__Entries with figure data__
──────────

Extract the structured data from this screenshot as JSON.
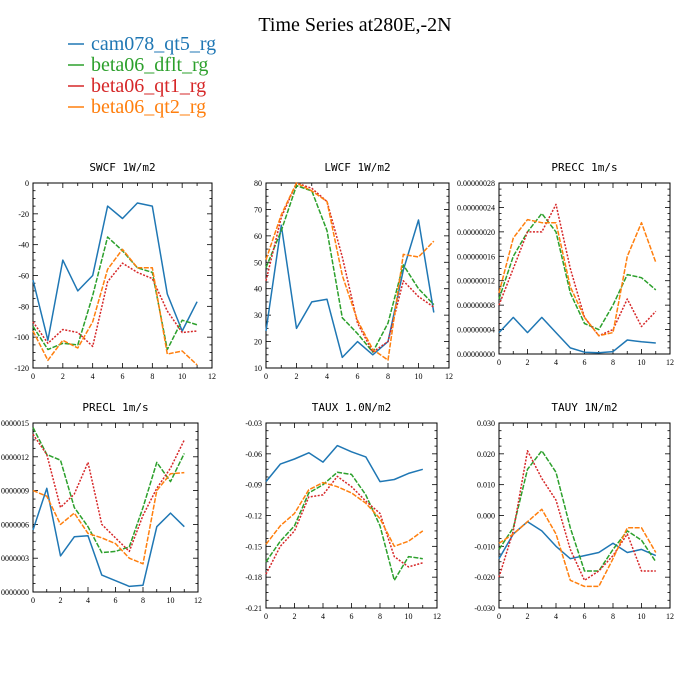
{
  "figure": {
    "title": "Time Series at280E,-2N"
  },
  "legend": [
    {
      "name": "cam078_qt5_rg",
      "color": "#1f77b4"
    },
    {
      "name": "beta06_dflt_rg",
      "color": "#2ca02c"
    },
    {
      "name": "beta06_qt1_rg",
      "color": "#d62728"
    },
    {
      "name": "beta06_qt2_rg",
      "color": "#ff7f0e"
    }
  ],
  "chart_data": [
    {
      "type": "line",
      "title": "SWCF   1W/m2",
      "x": [
        0,
        1,
        2,
        3,
        4,
        5,
        6,
        7,
        8,
        9,
        10,
        11
      ],
      "xlim": [
        0,
        12
      ],
      "xticks": [
        "0",
        "2",
        "4",
        "6",
        "8",
        "10",
        "12"
      ],
      "ylim": [
        -120,
        0
      ],
      "yticks": [
        "-120",
        "-100",
        "-80",
        "-60",
        "-40",
        "-20",
        "0"
      ],
      "series": [
        {
          "name": "cam078_qt5_rg",
          "values": [
            -63,
            -102,
            -50,
            -70,
            -60,
            -15,
            -23,
            -13,
            -15,
            -72,
            -96,
            -77
          ]
        },
        {
          "name": "beta06_dflt_rg",
          "values": [
            -93,
            -108,
            -104,
            -105,
            -73,
            -35,
            -44,
            -55,
            -58,
            -108,
            -89,
            -92
          ]
        },
        {
          "name": "beta06_qt1_rg",
          "values": [
            -90,
            -104,
            -95,
            -97,
            -106,
            -64,
            -52,
            -58,
            -62,
            -83,
            -97,
            -96
          ]
        },
        {
          "name": "beta06_qt2_rg",
          "values": [
            -96,
            -115,
            -102,
            -107,
            -90,
            -56,
            -43,
            -55,
            -55,
            -111,
            -109,
            -118
          ]
        }
      ]
    },
    {
      "type": "line",
      "title": "LWCF   1W/m2",
      "x": [
        0,
        1,
        2,
        3,
        4,
        5,
        6,
        7,
        8,
        9,
        10,
        11
      ],
      "xlim": [
        0,
        12
      ],
      "xticks": [
        "0",
        "2",
        "4",
        "6",
        "8",
        "10",
        "12"
      ],
      "ylim": [
        10,
        80
      ],
      "yticks": [
        "10",
        "20",
        "30",
        "40",
        "50",
        "60",
        "70",
        "80"
      ],
      "series": [
        {
          "name": "cam078_qt5_rg",
          "values": [
            24,
            64,
            25,
            35,
            36,
            14,
            20,
            15,
            20,
            47,
            66,
            31
          ]
        },
        {
          "name": "beta06_dflt_rg",
          "values": [
            48,
            62,
            79,
            77,
            62,
            29,
            23,
            16,
            27,
            49,
            40,
            34
          ]
        },
        {
          "name": "beta06_qt1_rg",
          "values": [
            43,
            67,
            80,
            78,
            73,
            52,
            27,
            16,
            20,
            43,
            37,
            33
          ]
        },
        {
          "name": "beta06_qt2_rg",
          "values": [
            51,
            68,
            80,
            77,
            73,
            45,
            28,
            17,
            13,
            53,
            52,
            58
          ]
        }
      ]
    },
    {
      "type": "line",
      "title": "PRECC   1m/s",
      "x": [
        0,
        1,
        2,
        3,
        4,
        5,
        6,
        7,
        8,
        9,
        10,
        11
      ],
      "xlim": [
        0,
        12
      ],
      "xticks": [
        "0",
        "2",
        "4",
        "6",
        "8",
        "10",
        "12"
      ],
      "ylim": [
        0,
        2.8e-07
      ],
      "yticks": [
        "0.00000000",
        "0.00000004",
        "0.00000008",
        "0.00000012",
        "0.00000016",
        "0.00000020",
        "0.00000024",
        "0.00000028"
      ],
      "series": [
        {
          "name": "cam078_qt5_rg",
          "values": [
            3.5e-08,
            6e-08,
            3.5e-08,
            6e-08,
            3.5e-08,
            1e-08,
            3e-09,
            2e-09,
            4e-09,
            2.3e-08,
            2e-08,
            1.8e-08
          ]
        },
        {
          "name": "beta06_dflt_rg",
          "values": [
            9e-08,
            1.6e-07,
            2e-07,
            2.3e-07,
            2e-07,
            1e-07,
            5e-08,
            4e-08,
            8e-08,
            1.3e-07,
            1.25e-07,
            1.05e-07
          ]
        },
        {
          "name": "beta06_qt1_rg",
          "values": [
            8e-08,
            1.4e-07,
            2e-07,
            2e-07,
            2.45e-07,
            1.4e-07,
            6e-08,
            3e-08,
            4e-08,
            9e-08,
            4.5e-08,
            7e-08
          ]
        },
        {
          "name": "beta06_qt2_rg",
          "values": [
            1e-07,
            1.9e-07,
            2.2e-07,
            2.15e-07,
            2.15e-07,
            1.1e-07,
            6e-08,
            3e-08,
            3.5e-08,
            1.6e-07,
            2.15e-07,
            1.5e-07
          ]
        }
      ]
    },
    {
      "type": "line",
      "title": "PRECL   1m/s",
      "x": [
        0,
        1,
        2,
        3,
        4,
        5,
        6,
        7,
        8,
        9,
        10,
        11
      ],
      "xlim": [
        0,
        12
      ],
      "xticks": [
        "0",
        "2",
        "4",
        "6",
        "8",
        "10",
        "12"
      ],
      "ylim": [
        0,
        1.5e-08
      ],
      "yticks": [
        "0000000",
        "0000003",
        "0000006",
        "0000009",
        "0000012",
        "0000015"
      ],
      "series": [
        {
          "name": "cam078_qt5_rg",
          "values": [
            5.5e-09,
            9.2e-09,
            3.2e-09,
            4.9e-09,
            5e-09,
            1.5e-09,
            1e-09,
            5e-10,
            6e-10,
            5.8e-09,
            7e-09,
            5.8e-09
          ]
        },
        {
          "name": "beta06_dflt_rg",
          "values": [
            1.46e-08,
            1.22e-08,
            1.17e-08,
            7.5e-09,
            5.8e-09,
            3.5e-09,
            3.6e-09,
            4e-09,
            7.5e-09,
            1.15e-08,
            9.8e-09,
            1.23e-08
          ]
        },
        {
          "name": "beta06_qt1_rg",
          "values": [
            1.4e-08,
            1.22e-08,
            7.5e-09,
            8.7e-09,
            1.15e-08,
            6e-09,
            4.8e-09,
            3.6e-09,
            6.8e-09,
            9.2e-09,
            1.1e-08,
            1.35e-08
          ]
        },
        {
          "name": "beta06_qt2_rg",
          "values": [
            9e-09,
            8.5e-09,
            6e-09,
            7e-09,
            5.2e-09,
            4.8e-09,
            4.3e-09,
            3e-09,
            2.5e-09,
            9e-09,
            1.05e-08,
            1.06e-08
          ]
        }
      ]
    },
    {
      "type": "line",
      "title": "TAUX   1.0N/m2",
      "x": [
        0,
        1,
        2,
        3,
        4,
        5,
        6,
        7,
        8,
        9,
        10,
        11
      ],
      "xlim": [
        0,
        12
      ],
      "xticks": [
        "0",
        "2",
        "4",
        "6",
        "8",
        "10",
        "12"
      ],
      "ylim": [
        -0.21,
        -0.03
      ],
      "yticks": [
        "-0.21",
        "-0.18",
        "-0.15",
        "-0.12",
        "-0.09",
        "-0.06",
        "-0.03"
      ],
      "series": [
        {
          "name": "cam078_qt5_rg",
          "values": [
            -0.087,
            -0.07,
            -0.065,
            -0.059,
            -0.068,
            -0.052,
            -0.058,
            -0.063,
            -0.087,
            -0.085,
            -0.079,
            -0.075
          ]
        },
        {
          "name": "beta06_dflt_rg",
          "values": [
            -0.165,
            -0.145,
            -0.13,
            -0.098,
            -0.09,
            -0.078,
            -0.08,
            -0.1,
            -0.13,
            -0.183,
            -0.16,
            -0.162
          ]
        },
        {
          "name": "beta06_qt1_rg",
          "values": [
            -0.177,
            -0.15,
            -0.135,
            -0.102,
            -0.1,
            -0.082,
            -0.092,
            -0.106,
            -0.118,
            -0.16,
            -0.17,
            -0.166
          ]
        },
        {
          "name": "beta06_qt2_rg",
          "values": [
            -0.148,
            -0.13,
            -0.118,
            -0.095,
            -0.088,
            -0.092,
            -0.098,
            -0.108,
            -0.123,
            -0.15,
            -0.145,
            -0.135
          ]
        }
      ]
    },
    {
      "type": "line",
      "title": "TAUY   1N/m2",
      "x": [
        0,
        1,
        2,
        3,
        4,
        5,
        6,
        7,
        8,
        9,
        10,
        11
      ],
      "xlim": [
        0,
        12
      ],
      "xticks": [
        "0",
        "2",
        "4",
        "6",
        "8",
        "10",
        "12"
      ],
      "ylim": [
        -0.03,
        0.03
      ],
      "yticks": [
        "-0.030",
        "-0.020",
        "-0.010",
        "0.000",
        "0.010",
        "0.020",
        "0.030"
      ],
      "series": [
        {
          "name": "cam078_qt5_rg",
          "values": [
            -0.014,
            -0.006,
            -0.002,
            -0.005,
            -0.01,
            -0.014,
            -0.013,
            -0.012,
            -0.009,
            -0.012,
            -0.011,
            -0.013
          ]
        },
        {
          "name": "beta06_dflt_rg",
          "values": [
            -0.011,
            -0.004,
            0.015,
            0.021,
            0.014,
            -0.004,
            -0.018,
            -0.018,
            -0.011,
            -0.005,
            -0.008,
            -0.015
          ]
        },
        {
          "name": "beta06_qt1_rg",
          "values": [
            -0.02,
            -0.005,
            0.021,
            0.012,
            0.005,
            -0.011,
            -0.021,
            -0.018,
            -0.013,
            -0.006,
            -0.018,
            -0.018
          ]
        },
        {
          "name": "beta06_qt2_rg",
          "values": [
            -0.009,
            -0.006,
            -0.002,
            0.002,
            -0.006,
            -0.021,
            -0.023,
            -0.023,
            -0.014,
            -0.004,
            -0.004,
            -0.012
          ]
        }
      ]
    }
  ]
}
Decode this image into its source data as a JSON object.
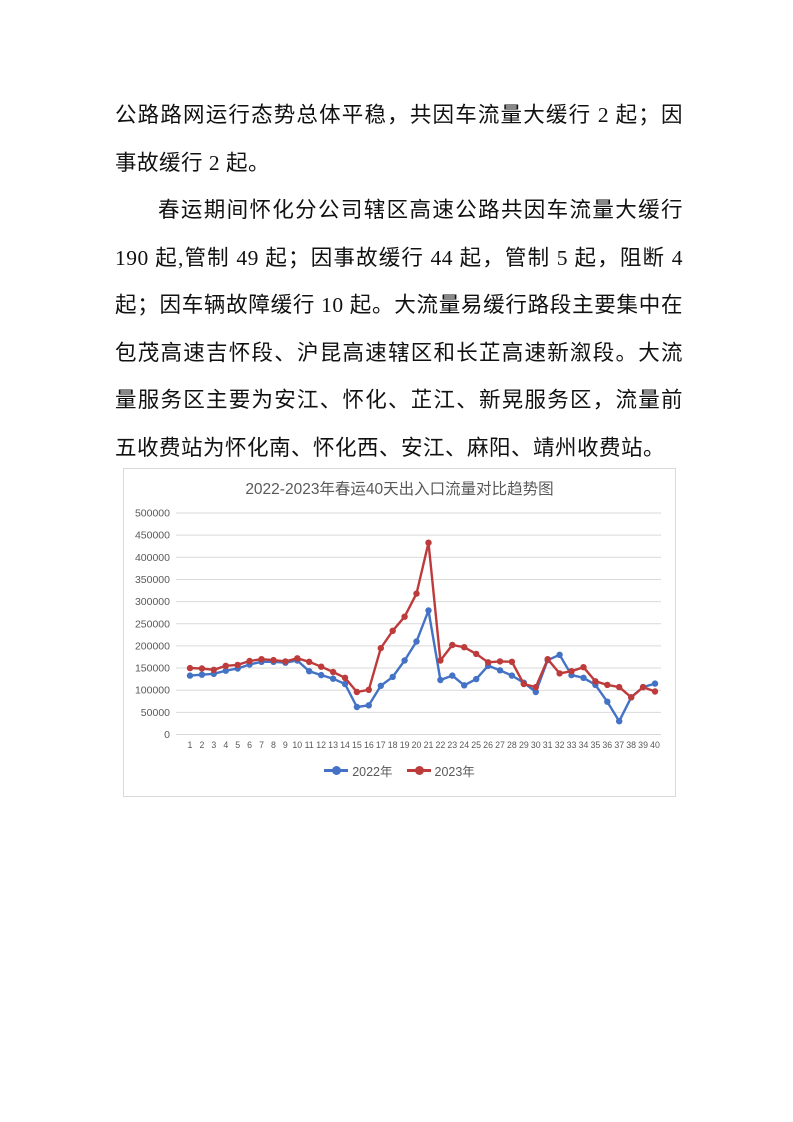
{
  "document": {
    "paragraph1": "公路路网运行态势总体平稳，共因车流量大缓行 2 起；因事故缓行 2 起。",
    "paragraph2": "春运期间怀化分公司辖区高速公路共因车流量大缓行 190 起,管制 49 起；因事故缓行 44 起，管制 5 起，阻断 4 起；因车辆故障缓行 10 起。大流量易缓行路段主要集中在包茂高速吉怀段、沪昆高速辖区和长芷高速新溆段。大流量服务区主要为安江、怀化、芷江、新晃服务区，流量前五收费站为怀化南、怀化西、安江、麻阳、靖州收费站。",
    "section_heading": "◆2022-2023 年春运 40 天出入口流量对比趋势图"
  },
  "chart_data": {
    "type": "line",
    "title": "2022-2023年春运40天出入口流量对比趋势图",
    "days": [
      1,
      2,
      3,
      4,
      5,
      6,
      7,
      8,
      9,
      10,
      11,
      12,
      13,
      14,
      15,
      16,
      17,
      18,
      19,
      20,
      21,
      22,
      23,
      24,
      25,
      26,
      27,
      28,
      29,
      30,
      31,
      32,
      33,
      34,
      35,
      36,
      37,
      38,
      39,
      40
    ],
    "series": [
      {
        "name": "2022年",
        "color": "#4472c4",
        "values": [
          133000,
          135000,
          137000,
          144000,
          149000,
          158000,
          164000,
          164000,
          162000,
          167000,
          143000,
          134000,
          126000,
          114000,
          62000,
          66000,
          110000,
          130000,
          167000,
          210000,
          280000,
          123000,
          133000,
          111000,
          125000,
          155000,
          145000,
          133000,
          117000,
          96000,
          168000,
          180000,
          134000,
          128000,
          112000,
          74000,
          30000,
          84000,
          107000,
          115000
        ]
      },
      {
        "name": "2023年",
        "color": "#be3b3b",
        "values": [
          150000,
          149000,
          146000,
          155000,
          157000,
          166000,
          170000,
          168000,
          165000,
          172000,
          164000,
          153000,
          141000,
          128000,
          96000,
          101000,
          195000,
          234000,
          266000,
          318000,
          433000,
          167000,
          202000,
          197000,
          182000,
          163000,
          165000,
          164000,
          114000,
          107000,
          170000,
          138000,
          143000,
          152000,
          120000,
          112000,
          107000,
          84000,
          107000,
          97000
        ]
      }
    ],
    "ylim": [
      0,
      500000
    ],
    "ytick_step": 50000,
    "grid": true,
    "legend_position": "bottom",
    "colors": {
      "grid": "#d9d9d9",
      "axis_label": "#595959",
      "title": "#595959"
    }
  }
}
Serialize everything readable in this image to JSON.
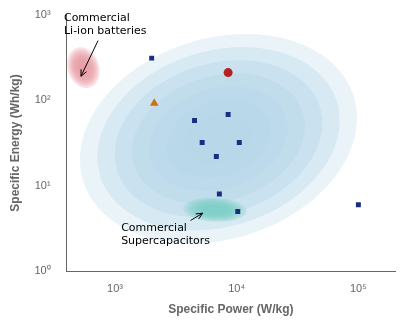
{
  "chart_data": {
    "type": "scatter",
    "log": true,
    "grid": false,
    "xlabel": "Specific Power (W/kg)",
    "ylabel": "Specific Energy (Wh/kg)",
    "xlim": [
      400,
      200000
    ],
    "ylim": [
      1,
      1000
    ],
    "xticks": [
      {
        "value": 1000,
        "label": "10³"
      },
      {
        "value": 10000,
        "label": "10⁴"
      },
      {
        "value": 100000,
        "label": "10⁵"
      }
    ],
    "yticks": [
      {
        "value": 1,
        "label": "10⁰"
      },
      {
        "value": 10,
        "label": "10¹"
      },
      {
        "value": 100,
        "label": "10²"
      },
      {
        "value": 1000,
        "label": "10³"
      }
    ],
    "series": [
      {
        "marker": "square",
        "color": "#1a2e80",
        "x": [
          2000,
          4500,
          5200,
          6800,
          8500,
          10500,
          7200,
          10200,
          100000
        ],
        "values": [
          310,
          58,
          32,
          22,
          68,
          32,
          8,
          5,
          6
        ]
      },
      {
        "marker": "circle",
        "color": "#b52020",
        "x": [
          8500
        ],
        "values": [
          210
        ]
      },
      {
        "marker": "triangle",
        "color": "#d07010",
        "x": [
          2100
        ],
        "values": [
          92
        ]
      }
    ],
    "regions": [
      {
        "center_log": [
          3.85,
          1.55
        ],
        "size_log": [
          2.1,
          2.6
        ],
        "angle": -35,
        "color": "#b8d8ea"
      },
      {
        "center_log": [
          3.82,
          0.72
        ],
        "size_log": [
          0.52,
          0.28
        ],
        "angle": -5,
        "color": "#80cfc8"
      },
      {
        "center_log": [
          2.74,
          2.38
        ],
        "size_log": [
          0.26,
          0.48
        ],
        "angle": 8,
        "color": "#e8a0a8"
      }
    ],
    "annotations": [
      {
        "text": "Commercial\nLi-ion batteries",
        "xy_log": [
          2.72,
          2.28
        ],
        "xytext_log": [
          2.58,
          2.72
        ]
      },
      {
        "text": "Commercial\nSupercapacitors",
        "xy_log": [
          3.72,
          0.68
        ],
        "xytext_log": [
          3.05,
          0.42
        ]
      }
    ]
  }
}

──────────

__Direction__
Identify each line containing the string "this" and copy it out.

__Expected answer__
Extract the structured data from this screenshot as JSON.
Decode this image into its source data as a JSON object.
Serialize everything readable in this image to JSON.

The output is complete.